=== Section Start ===

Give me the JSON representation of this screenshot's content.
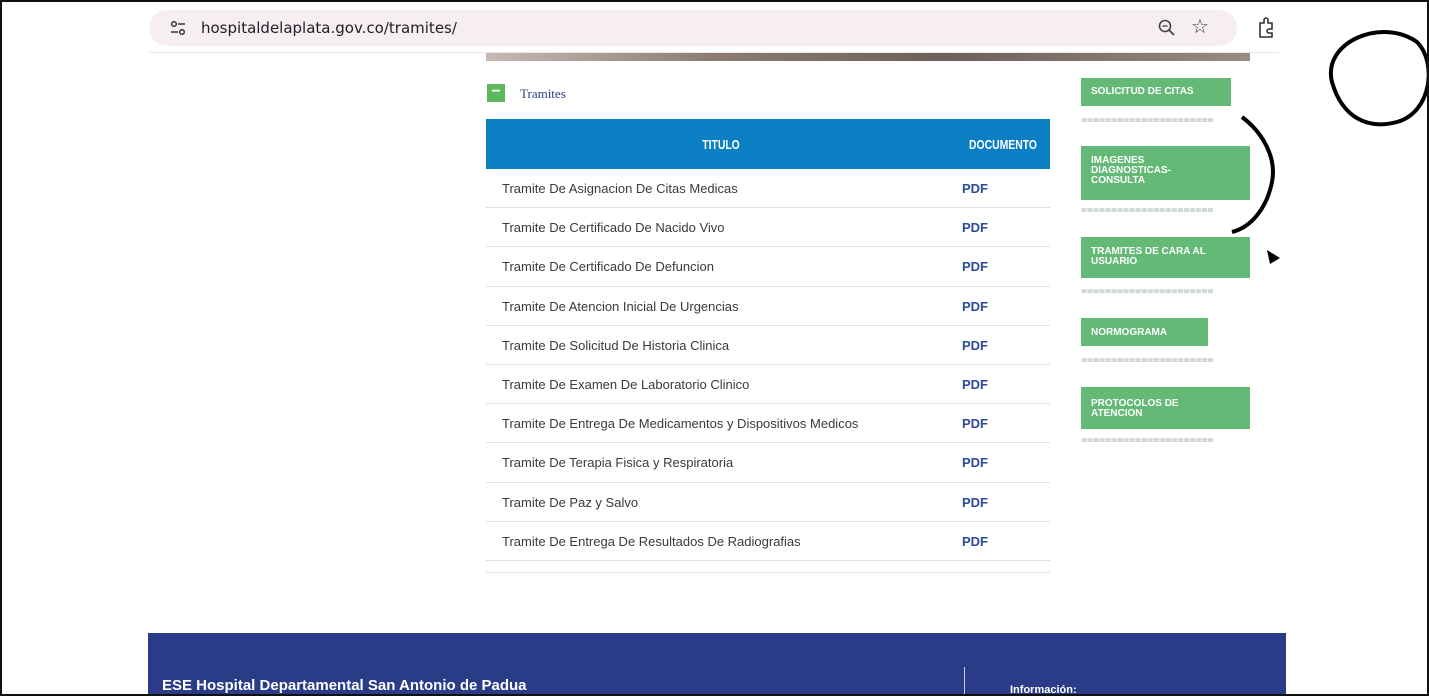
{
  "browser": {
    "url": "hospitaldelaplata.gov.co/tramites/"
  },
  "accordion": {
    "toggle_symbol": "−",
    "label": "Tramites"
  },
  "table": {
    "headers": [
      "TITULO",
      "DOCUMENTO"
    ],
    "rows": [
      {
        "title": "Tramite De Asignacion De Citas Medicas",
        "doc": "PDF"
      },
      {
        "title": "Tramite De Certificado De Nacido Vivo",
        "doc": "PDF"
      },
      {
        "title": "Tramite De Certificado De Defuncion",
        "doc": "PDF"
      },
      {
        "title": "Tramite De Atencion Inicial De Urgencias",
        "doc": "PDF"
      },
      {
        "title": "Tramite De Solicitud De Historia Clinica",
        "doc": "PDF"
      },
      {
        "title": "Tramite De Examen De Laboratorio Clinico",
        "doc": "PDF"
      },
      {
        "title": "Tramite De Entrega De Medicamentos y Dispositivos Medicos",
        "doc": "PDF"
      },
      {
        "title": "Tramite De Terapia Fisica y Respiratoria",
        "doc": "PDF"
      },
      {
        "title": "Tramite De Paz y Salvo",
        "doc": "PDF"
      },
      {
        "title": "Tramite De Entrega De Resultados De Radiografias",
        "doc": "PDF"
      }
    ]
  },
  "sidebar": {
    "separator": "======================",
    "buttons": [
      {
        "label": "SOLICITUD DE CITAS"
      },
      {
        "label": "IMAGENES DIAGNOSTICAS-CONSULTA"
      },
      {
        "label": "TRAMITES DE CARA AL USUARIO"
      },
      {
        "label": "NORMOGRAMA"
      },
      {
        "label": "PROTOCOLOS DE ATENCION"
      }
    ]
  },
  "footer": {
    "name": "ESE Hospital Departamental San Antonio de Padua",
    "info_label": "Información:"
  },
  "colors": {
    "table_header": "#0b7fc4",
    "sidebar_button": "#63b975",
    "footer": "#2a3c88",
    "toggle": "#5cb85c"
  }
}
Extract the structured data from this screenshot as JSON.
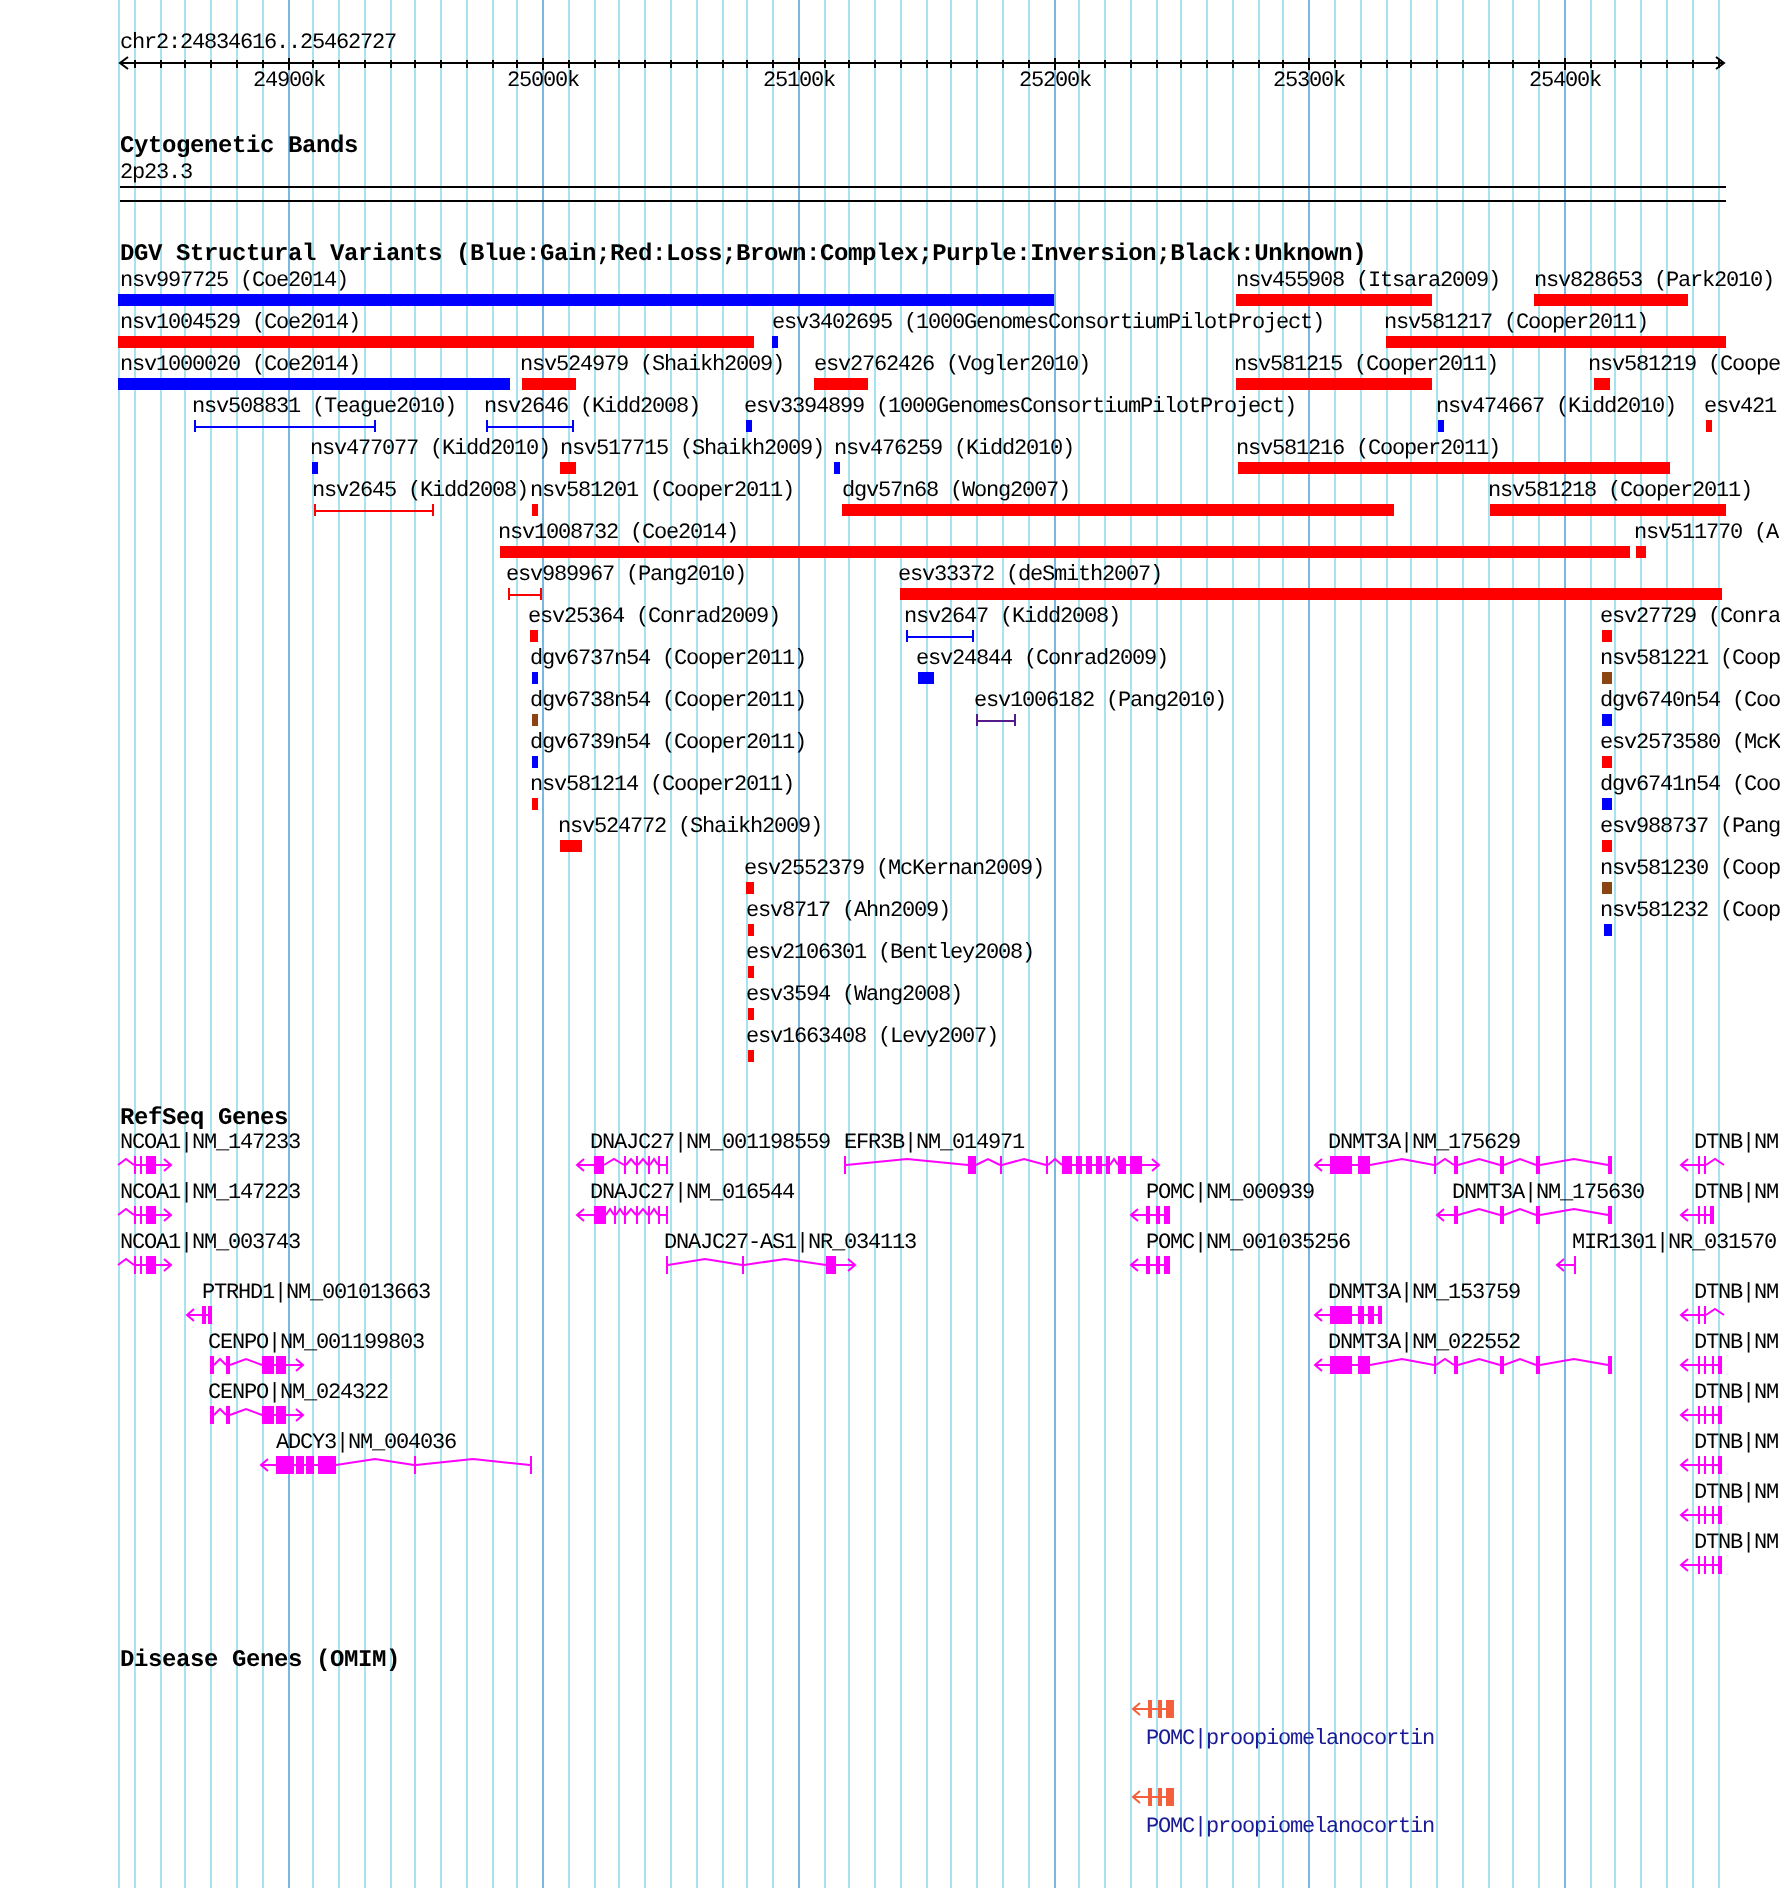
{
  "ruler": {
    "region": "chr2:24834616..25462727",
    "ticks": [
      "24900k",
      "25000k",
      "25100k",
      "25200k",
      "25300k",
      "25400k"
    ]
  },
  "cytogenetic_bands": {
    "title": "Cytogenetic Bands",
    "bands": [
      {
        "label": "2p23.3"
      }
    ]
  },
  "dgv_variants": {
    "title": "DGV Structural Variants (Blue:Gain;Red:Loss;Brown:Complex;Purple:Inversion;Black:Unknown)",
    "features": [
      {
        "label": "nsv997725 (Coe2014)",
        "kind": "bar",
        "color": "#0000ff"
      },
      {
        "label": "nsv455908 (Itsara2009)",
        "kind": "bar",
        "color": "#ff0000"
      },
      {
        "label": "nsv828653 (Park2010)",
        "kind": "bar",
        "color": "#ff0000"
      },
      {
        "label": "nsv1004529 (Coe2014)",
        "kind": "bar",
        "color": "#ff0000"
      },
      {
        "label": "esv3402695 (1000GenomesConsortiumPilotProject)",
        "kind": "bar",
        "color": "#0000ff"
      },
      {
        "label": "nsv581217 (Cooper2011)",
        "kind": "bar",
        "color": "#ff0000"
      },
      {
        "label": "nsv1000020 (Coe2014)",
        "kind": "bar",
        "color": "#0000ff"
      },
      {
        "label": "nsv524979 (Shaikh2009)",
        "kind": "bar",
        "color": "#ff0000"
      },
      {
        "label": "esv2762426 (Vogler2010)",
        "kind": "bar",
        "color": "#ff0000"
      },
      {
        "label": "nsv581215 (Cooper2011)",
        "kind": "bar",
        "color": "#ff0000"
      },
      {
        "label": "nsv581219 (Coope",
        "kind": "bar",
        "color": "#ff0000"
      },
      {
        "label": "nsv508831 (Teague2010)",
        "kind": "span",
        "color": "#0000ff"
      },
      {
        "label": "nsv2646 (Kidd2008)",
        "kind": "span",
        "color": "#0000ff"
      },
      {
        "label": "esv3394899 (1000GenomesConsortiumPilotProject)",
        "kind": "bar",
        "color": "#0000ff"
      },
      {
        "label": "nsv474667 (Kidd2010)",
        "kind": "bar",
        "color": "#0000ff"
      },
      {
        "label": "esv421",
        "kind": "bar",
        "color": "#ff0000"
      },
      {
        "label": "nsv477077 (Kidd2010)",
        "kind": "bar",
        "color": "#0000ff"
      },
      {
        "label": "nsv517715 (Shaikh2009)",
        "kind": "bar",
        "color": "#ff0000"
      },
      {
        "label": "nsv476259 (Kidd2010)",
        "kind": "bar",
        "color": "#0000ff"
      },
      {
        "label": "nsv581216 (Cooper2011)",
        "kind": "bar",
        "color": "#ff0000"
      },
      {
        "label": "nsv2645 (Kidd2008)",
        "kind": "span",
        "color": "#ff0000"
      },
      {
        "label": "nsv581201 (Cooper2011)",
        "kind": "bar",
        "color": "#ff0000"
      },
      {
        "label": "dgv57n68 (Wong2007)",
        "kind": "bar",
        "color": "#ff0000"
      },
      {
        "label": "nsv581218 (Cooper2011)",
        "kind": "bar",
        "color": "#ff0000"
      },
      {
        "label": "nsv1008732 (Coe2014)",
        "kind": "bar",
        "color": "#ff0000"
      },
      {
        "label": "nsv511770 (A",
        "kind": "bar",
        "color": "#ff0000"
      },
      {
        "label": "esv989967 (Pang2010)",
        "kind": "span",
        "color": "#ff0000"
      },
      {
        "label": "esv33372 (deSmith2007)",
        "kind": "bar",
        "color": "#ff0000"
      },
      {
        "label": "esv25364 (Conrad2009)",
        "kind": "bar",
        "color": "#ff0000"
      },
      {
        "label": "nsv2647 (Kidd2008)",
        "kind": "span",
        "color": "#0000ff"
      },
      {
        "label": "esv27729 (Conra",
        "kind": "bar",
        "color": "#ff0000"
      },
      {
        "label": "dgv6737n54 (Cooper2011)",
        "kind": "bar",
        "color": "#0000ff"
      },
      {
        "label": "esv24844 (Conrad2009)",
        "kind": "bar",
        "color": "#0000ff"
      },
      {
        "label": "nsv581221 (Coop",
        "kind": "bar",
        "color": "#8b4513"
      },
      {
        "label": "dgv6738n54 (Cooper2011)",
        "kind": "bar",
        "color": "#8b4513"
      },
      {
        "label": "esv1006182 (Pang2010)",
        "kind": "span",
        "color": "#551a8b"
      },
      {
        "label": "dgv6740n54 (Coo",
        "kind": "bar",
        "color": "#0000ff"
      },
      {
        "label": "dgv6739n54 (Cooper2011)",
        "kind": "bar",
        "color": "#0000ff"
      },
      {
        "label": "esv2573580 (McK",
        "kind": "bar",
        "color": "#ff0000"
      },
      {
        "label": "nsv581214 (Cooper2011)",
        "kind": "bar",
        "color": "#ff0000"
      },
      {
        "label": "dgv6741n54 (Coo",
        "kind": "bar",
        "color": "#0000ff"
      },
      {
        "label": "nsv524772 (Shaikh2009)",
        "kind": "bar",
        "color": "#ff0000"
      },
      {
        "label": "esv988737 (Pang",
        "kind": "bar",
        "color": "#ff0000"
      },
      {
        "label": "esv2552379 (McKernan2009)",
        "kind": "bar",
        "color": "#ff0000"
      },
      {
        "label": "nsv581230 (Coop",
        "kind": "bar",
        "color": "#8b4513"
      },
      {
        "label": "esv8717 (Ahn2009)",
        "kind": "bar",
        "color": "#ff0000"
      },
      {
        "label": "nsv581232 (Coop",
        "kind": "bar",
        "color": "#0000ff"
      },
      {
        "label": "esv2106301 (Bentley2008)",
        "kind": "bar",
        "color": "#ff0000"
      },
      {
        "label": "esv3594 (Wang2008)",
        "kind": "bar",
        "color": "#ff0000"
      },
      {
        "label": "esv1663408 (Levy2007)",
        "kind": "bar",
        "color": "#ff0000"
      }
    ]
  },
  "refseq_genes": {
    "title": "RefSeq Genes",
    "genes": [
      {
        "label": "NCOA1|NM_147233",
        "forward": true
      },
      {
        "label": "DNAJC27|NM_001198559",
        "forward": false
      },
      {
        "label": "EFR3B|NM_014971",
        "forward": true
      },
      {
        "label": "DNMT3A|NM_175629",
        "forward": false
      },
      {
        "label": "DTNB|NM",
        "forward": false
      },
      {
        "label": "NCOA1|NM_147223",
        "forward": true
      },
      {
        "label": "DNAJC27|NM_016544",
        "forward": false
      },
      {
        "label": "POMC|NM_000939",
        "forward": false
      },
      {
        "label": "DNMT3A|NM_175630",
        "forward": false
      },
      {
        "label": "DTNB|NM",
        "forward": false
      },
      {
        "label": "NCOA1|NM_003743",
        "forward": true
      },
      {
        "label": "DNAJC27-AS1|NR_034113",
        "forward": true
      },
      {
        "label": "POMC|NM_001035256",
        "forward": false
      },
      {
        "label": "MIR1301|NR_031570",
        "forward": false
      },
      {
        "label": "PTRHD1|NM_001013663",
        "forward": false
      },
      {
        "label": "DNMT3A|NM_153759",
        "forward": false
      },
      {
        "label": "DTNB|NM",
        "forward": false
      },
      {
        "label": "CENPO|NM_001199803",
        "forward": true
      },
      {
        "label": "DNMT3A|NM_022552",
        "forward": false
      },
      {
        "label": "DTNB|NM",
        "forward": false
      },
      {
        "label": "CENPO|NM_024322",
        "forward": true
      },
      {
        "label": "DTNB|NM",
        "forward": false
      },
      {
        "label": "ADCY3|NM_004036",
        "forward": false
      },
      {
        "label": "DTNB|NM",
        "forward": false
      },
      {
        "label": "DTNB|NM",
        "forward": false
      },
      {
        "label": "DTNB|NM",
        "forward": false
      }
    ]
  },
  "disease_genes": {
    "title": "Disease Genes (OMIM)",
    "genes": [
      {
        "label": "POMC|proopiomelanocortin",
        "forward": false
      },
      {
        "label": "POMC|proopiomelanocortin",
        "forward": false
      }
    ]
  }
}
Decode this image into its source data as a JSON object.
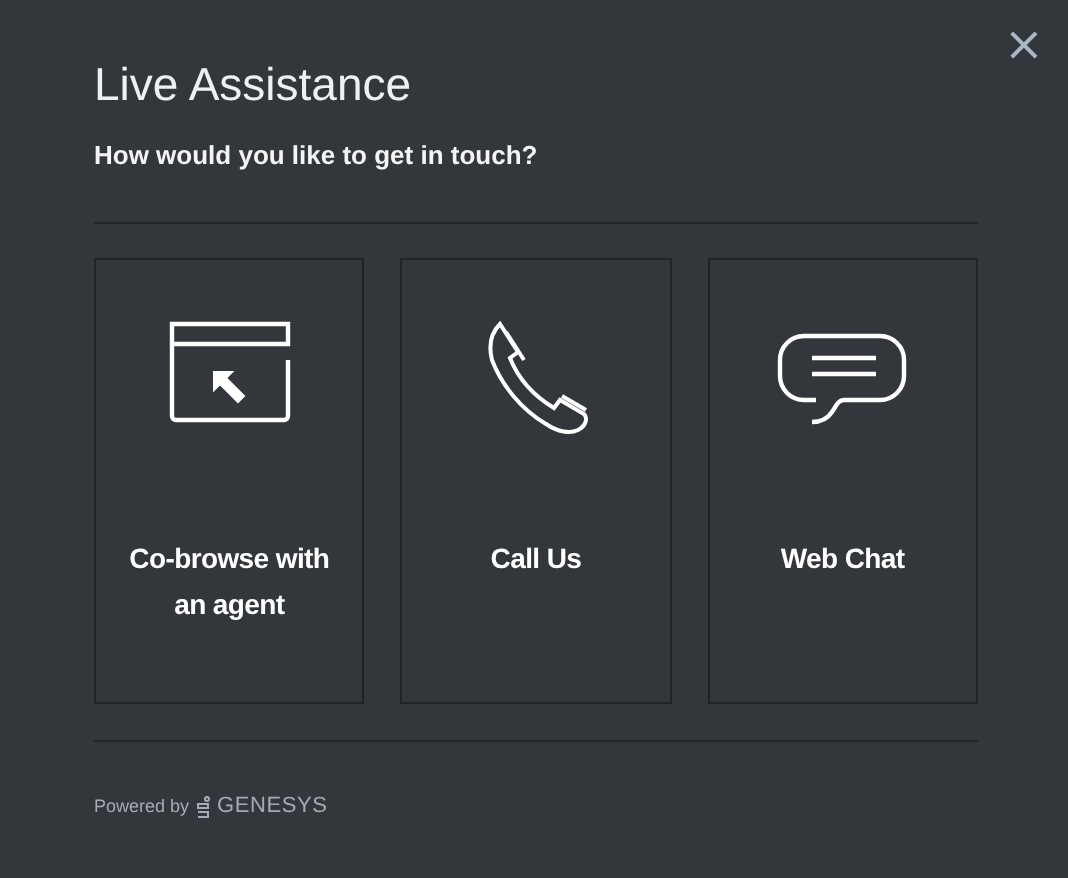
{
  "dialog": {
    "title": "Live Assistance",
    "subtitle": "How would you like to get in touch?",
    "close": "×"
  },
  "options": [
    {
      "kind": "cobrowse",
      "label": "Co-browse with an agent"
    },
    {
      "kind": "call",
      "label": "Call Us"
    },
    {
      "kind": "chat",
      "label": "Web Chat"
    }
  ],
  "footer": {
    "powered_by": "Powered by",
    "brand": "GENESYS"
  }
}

=== Section End ===

* TASK DESCRIPTION *
Reproduce exactly and only the lines from the line that contains "Decode this image" to the end of the data above, both ends included. No pictures go in the copy.

* SOLUTION TO THIS EXERCISE *
Decode this image into its source data as a JSON object.
{
  "dialog": {
    "title": "Live Assistance",
    "subtitle": "How would you like to get in touch?",
    "close": "×"
  },
  "options": [
    {
      "kind": "cobrowse",
      "label": "Co-browse with an agent"
    },
    {
      "kind": "call",
      "label": "Call Us"
    },
    {
      "kind": "chat",
      "label": "Web Chat"
    }
  ],
  "footer": {
    "powered_by": "Powered by",
    "brand": "GENESYS"
  }
}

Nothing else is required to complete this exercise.